■ WHAT NEEDS TO BE DONE: In the following material, identify every line holding the string "user" and return it.

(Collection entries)
>>

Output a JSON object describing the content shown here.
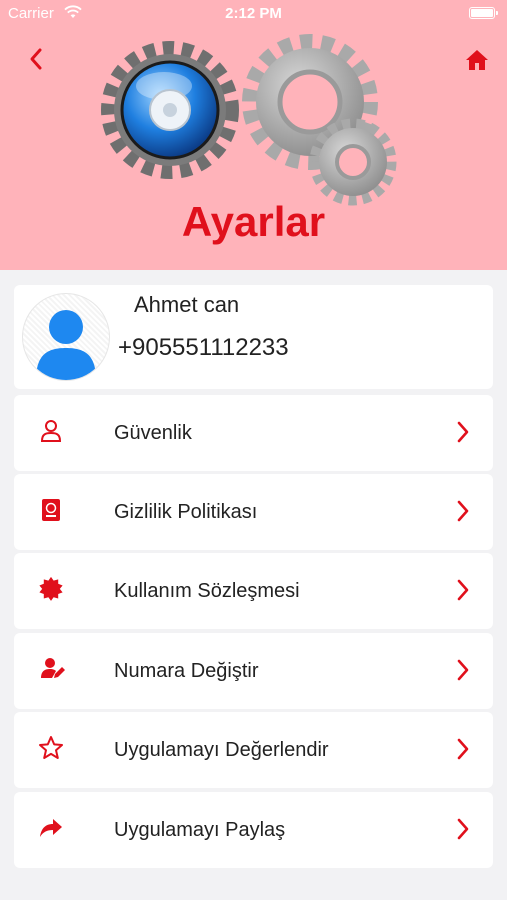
{
  "status_bar": {
    "carrier": "Carrier",
    "time": "2:12 PM"
  },
  "header": {
    "title": "Ayarlar",
    "background_color": "#ffb3ba",
    "accent_color": "#e0101c",
    "back_icon": "chevron-left-icon",
    "home_icon": "home-icon",
    "illustration": "gears-illustration"
  },
  "profile": {
    "name": "Ahmet can",
    "phone": "+905551112233",
    "avatar_icon": "user-avatar-icon"
  },
  "menu": [
    {
      "label": "Güvenlik",
      "icon": "user-outline-icon"
    },
    {
      "label": "Gizlilik Politikası",
      "icon": "passport-icon"
    },
    {
      "label": "Kullanım Sözleşmesi",
      "icon": "certificate-badge-icon"
    },
    {
      "label": "Numara Değiştir",
      "icon": "user-edit-icon"
    },
    {
      "label": "Uygulamayı Değerlendir",
      "icon": "star-outline-icon"
    },
    {
      "label": "Uygulamayı Paylaş",
      "icon": "share-arrow-icon"
    }
  ]
}
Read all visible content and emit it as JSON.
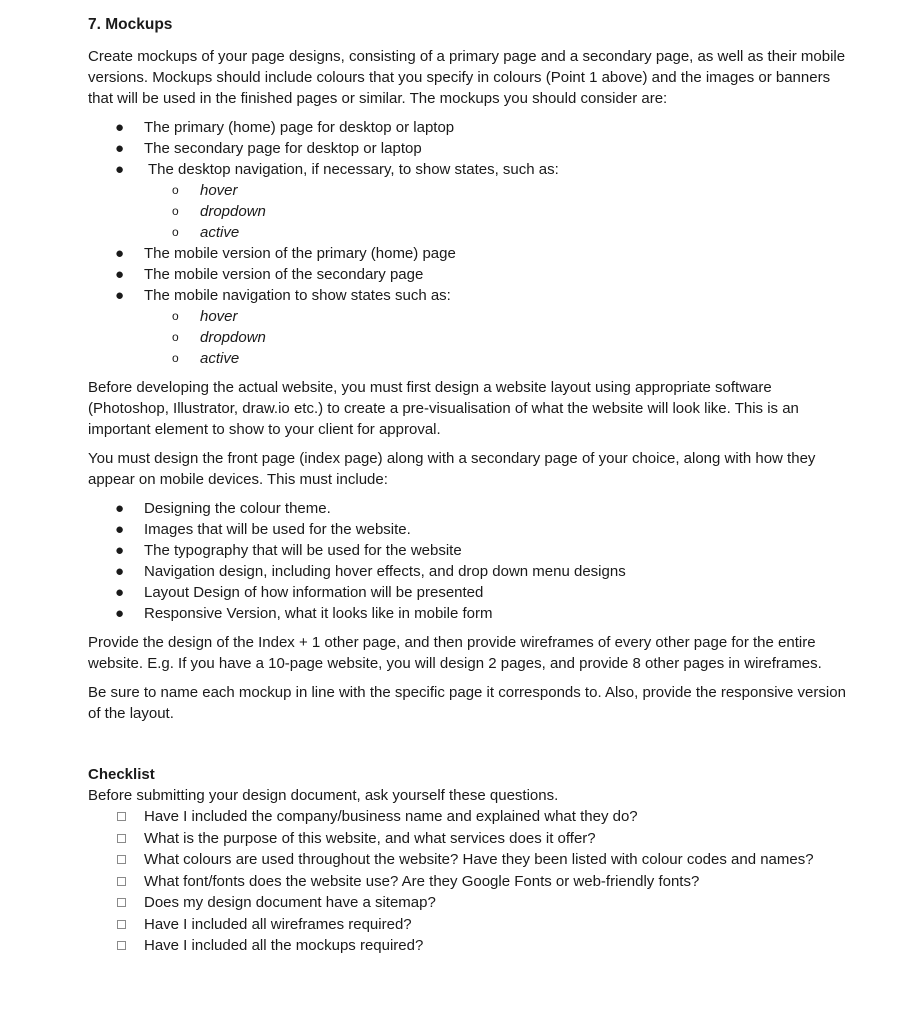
{
  "section": {
    "title": "7. Mockups",
    "intro": "Create mockups of your page designs, consisting of a primary page and a secondary page, as well as their mobile versions. Mockups should include colours that you specify in colours (Point 1 above) and the images or banners that will be used in the finished pages or similar. The mockups you should consider are:",
    "mockup_list": [
      {
        "text": "The primary (home) page for desktop or laptop",
        "sub": []
      },
      {
        "text": "The secondary page for desktop or laptop",
        "sub": []
      },
      {
        "text": "The desktop navigation, if necessary, to show states, such as:",
        "sub": [
          "hover",
          "dropdown",
          "active"
        ]
      },
      {
        "text": "The mobile version of the primary (home) page",
        "sub": []
      },
      {
        "text": "The mobile version of the secondary page",
        "sub": []
      },
      {
        "text": "The mobile navigation to show states such as:",
        "sub": [
          "hover",
          "dropdown",
          "active"
        ]
      }
    ],
    "para_before": "Before developing the actual website, you must first design a website layout using appropriate software (Photoshop, Illustrator, draw.io etc.) to create a pre-visualisation of what the website will look like. This is an important element to show to your client for approval.",
    "para_front": "You must design the front page (index page) along with a secondary page of your choice, along with how they appear on mobile devices. This must include:",
    "include_list": [
      "Designing the colour theme.",
      "Images that will be used for the website.",
      "The typography that will be used for the website",
      "Navigation design, including hover effects, and drop down menu designs",
      "Layout Design of how information will be presented",
      "Responsive Version, what it looks like in mobile form"
    ],
    "para_provide": "Provide the design of the Index + 1 other page, and then provide wireframes of every other page for the entire website. E.g. If you have a 10-page website, you will design 2 pages, and provide 8 other pages in wireframes.",
    "para_name": "Be sure to name each mockup in line with the specific page it corresponds to. Also, provide the responsive version of the layout."
  },
  "checklist": {
    "title": "Checklist",
    "intro": "Before submitting your design document, ask yourself these questions.",
    "items": [
      {
        "text": "Have I included the company/business name and explained what they do?",
        "checked": false
      },
      {
        "text": "What is the purpose of this website, and what services does it offer?",
        "checked": false
      },
      {
        "text": "What colours are used throughout the website? Have they been listed with colour codes and names?",
        "checked": false
      },
      {
        "text": "What font/fonts does the website use? Are they Google Fonts or web-friendly fonts?",
        "checked": false
      },
      {
        "text": "Does my design document have a sitemap?",
        "checked": false
      },
      {
        "text": "Have I included all wireframes required?",
        "checked": false
      },
      {
        "text": "Have I included all the mockups required?",
        "checked": false
      }
    ]
  },
  "glyphs": {
    "bullet": "●",
    "sub_bullet": "o"
  }
}
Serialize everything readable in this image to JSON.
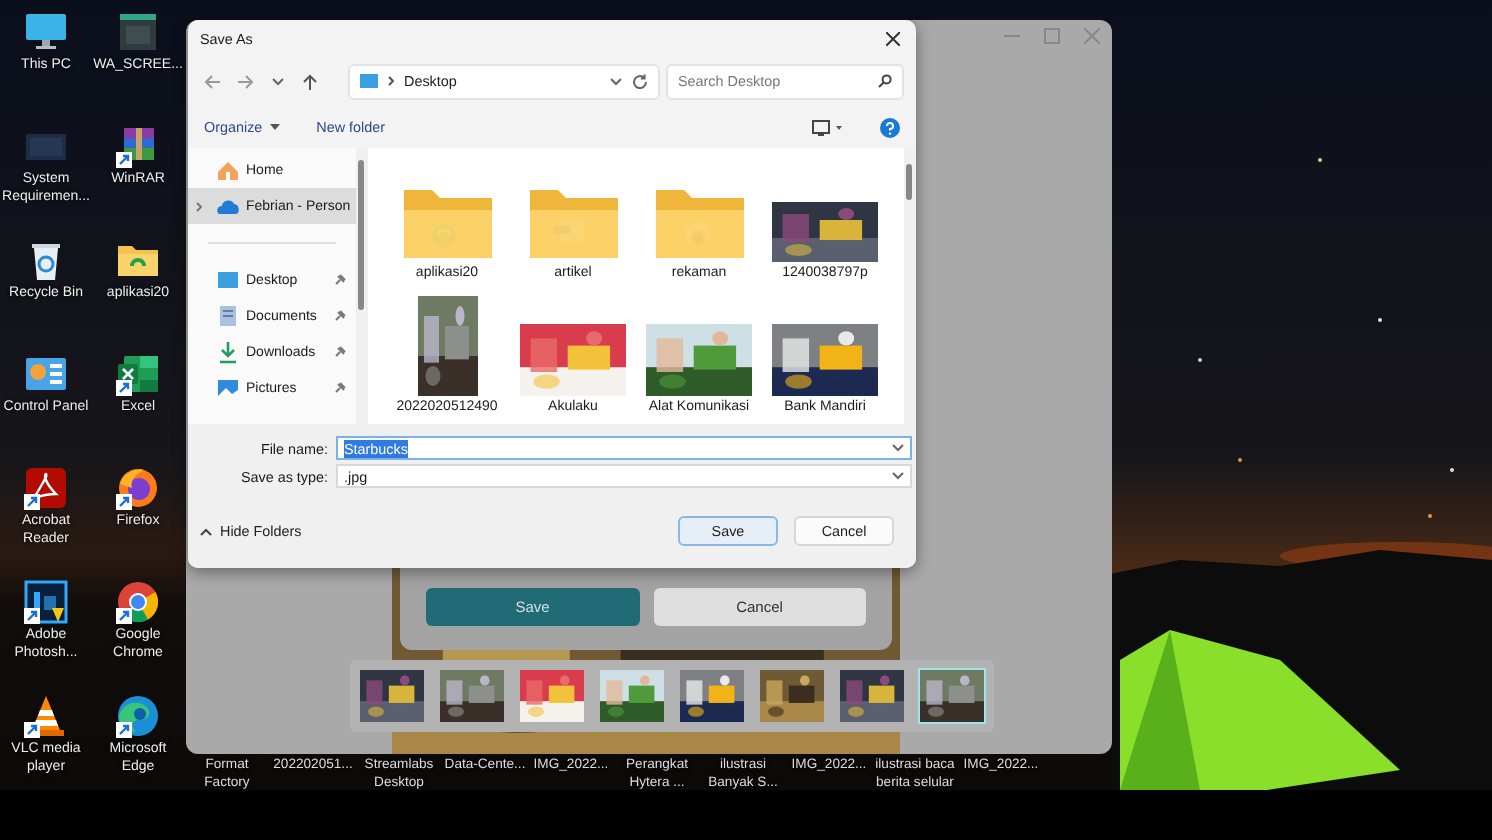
{
  "desktop_icons": [
    {
      "label": "This PC",
      "kind": "pc",
      "shortcut": false
    },
    {
      "label": "WA_SCREE...",
      "kind": "screenshot",
      "shortcut": false
    },
    {
      "label": "System Requiremen...",
      "kind": "dark-file",
      "shortcut": false
    },
    {
      "label": "WinRAR",
      "kind": "archive",
      "shortcut": true
    },
    {
      "label": "Recycle Bin",
      "kind": "bin",
      "shortcut": false
    },
    {
      "label": "aplikasi20",
      "kind": "folder",
      "shortcut": false
    },
    {
      "label": "Control Panel",
      "kind": "panel",
      "shortcut": false
    },
    {
      "label": "Excel",
      "kind": "sheet",
      "shortcut": true
    },
    {
      "label": "Acrobat Reader",
      "kind": "pdf",
      "shortcut": true
    },
    {
      "label": "Firefox",
      "kind": "fox",
      "shortcut": true
    },
    {
      "label": "Adobe Photosh...",
      "kind": "ps",
      "shortcut": true
    },
    {
      "label": "Google Chrome",
      "kind": "chrome",
      "shortcut": true
    },
    {
      "label": "VLC media player",
      "kind": "cone",
      "shortcut": true
    },
    {
      "label": "Microsoft Edge",
      "kind": "edge",
      "shortcut": true
    }
  ],
  "desktop_bottom_labels": [
    "Format Factory",
    "202202051...",
    "Streamlabs Desktop",
    "Data-Cente...",
    "IMG_2022...",
    "Perangkat Hytera ...",
    "ilustrasi Banyak S...",
    "IMG_2022...",
    "ilustrasi baca berita selular",
    "IMG_2022..."
  ],
  "background_window": {
    "buttons": [
      {
        "label": "Save",
        "kind": "primary"
      },
      {
        "label": "Cancel",
        "kind": "secondary"
      }
    ],
    "filmstrip": [
      {
        "selected": false
      },
      {
        "selected": false
      },
      {
        "selected": false
      },
      {
        "selected": false
      },
      {
        "selected": false
      },
      {
        "selected": false
      },
      {
        "selected": false
      },
      {
        "selected": true
      }
    ]
  },
  "dialog": {
    "title": "Save As",
    "address": {
      "path": "Desktop"
    },
    "search": {
      "placeholder": "Search Desktop"
    },
    "toolbar": {
      "organize": "Organize",
      "new_folder": "New folder"
    },
    "sidebar": {
      "top": [
        {
          "label": "Home",
          "kind": "home",
          "selected": false,
          "expandable": false
        },
        {
          "label": "Febrian - Person",
          "kind": "cloud",
          "selected": true,
          "expandable": true
        }
      ],
      "quick_access": [
        {
          "label": "Desktop",
          "kind": "desktop",
          "pinned": true
        },
        {
          "label": "Documents",
          "kind": "documents",
          "pinned": true
        },
        {
          "label": "Downloads",
          "kind": "downloads",
          "pinned": true
        },
        {
          "label": "Pictures",
          "kind": "pictures",
          "pinned": true
        }
      ]
    },
    "files": [
      {
        "name": "aplikasi20",
        "kind": "chat-folder"
      },
      {
        "name": "artikel",
        "kind": "document-folder"
      },
      {
        "name": "rekaman",
        "kind": "photo-folder"
      },
      {
        "name": "1240038797p",
        "kind": "picture"
      },
      {
        "name": "2022020512490",
        "kind": "picture"
      },
      {
        "name": "Akulaku",
        "kind": "picture"
      },
      {
        "name": "Alat Komunikasi",
        "kind": "picture"
      },
      {
        "name": "Bank Mandiri",
        "kind": "picture"
      }
    ],
    "file_name": {
      "label": "File name:",
      "value": "Starbucks",
      "text_highlighted": true
    },
    "save_as_type": {
      "label": "Save as type:",
      "value": ".jpg"
    },
    "hide_folders": "Hide Folders",
    "buttons": [
      {
        "label": "Save",
        "kind": "primary"
      },
      {
        "label": "Cancel",
        "kind": "secondary"
      }
    ]
  }
}
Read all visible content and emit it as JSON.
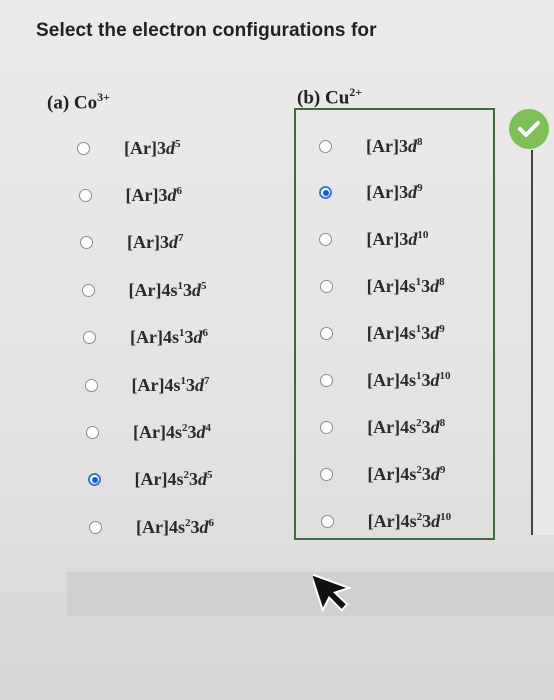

<<

■ SOLUTION TO THIS TASK:
    "avatar_icon": "user-avatar-icon"
      "icon": "user-outline-icon"
      "icon": "user-edit-icon"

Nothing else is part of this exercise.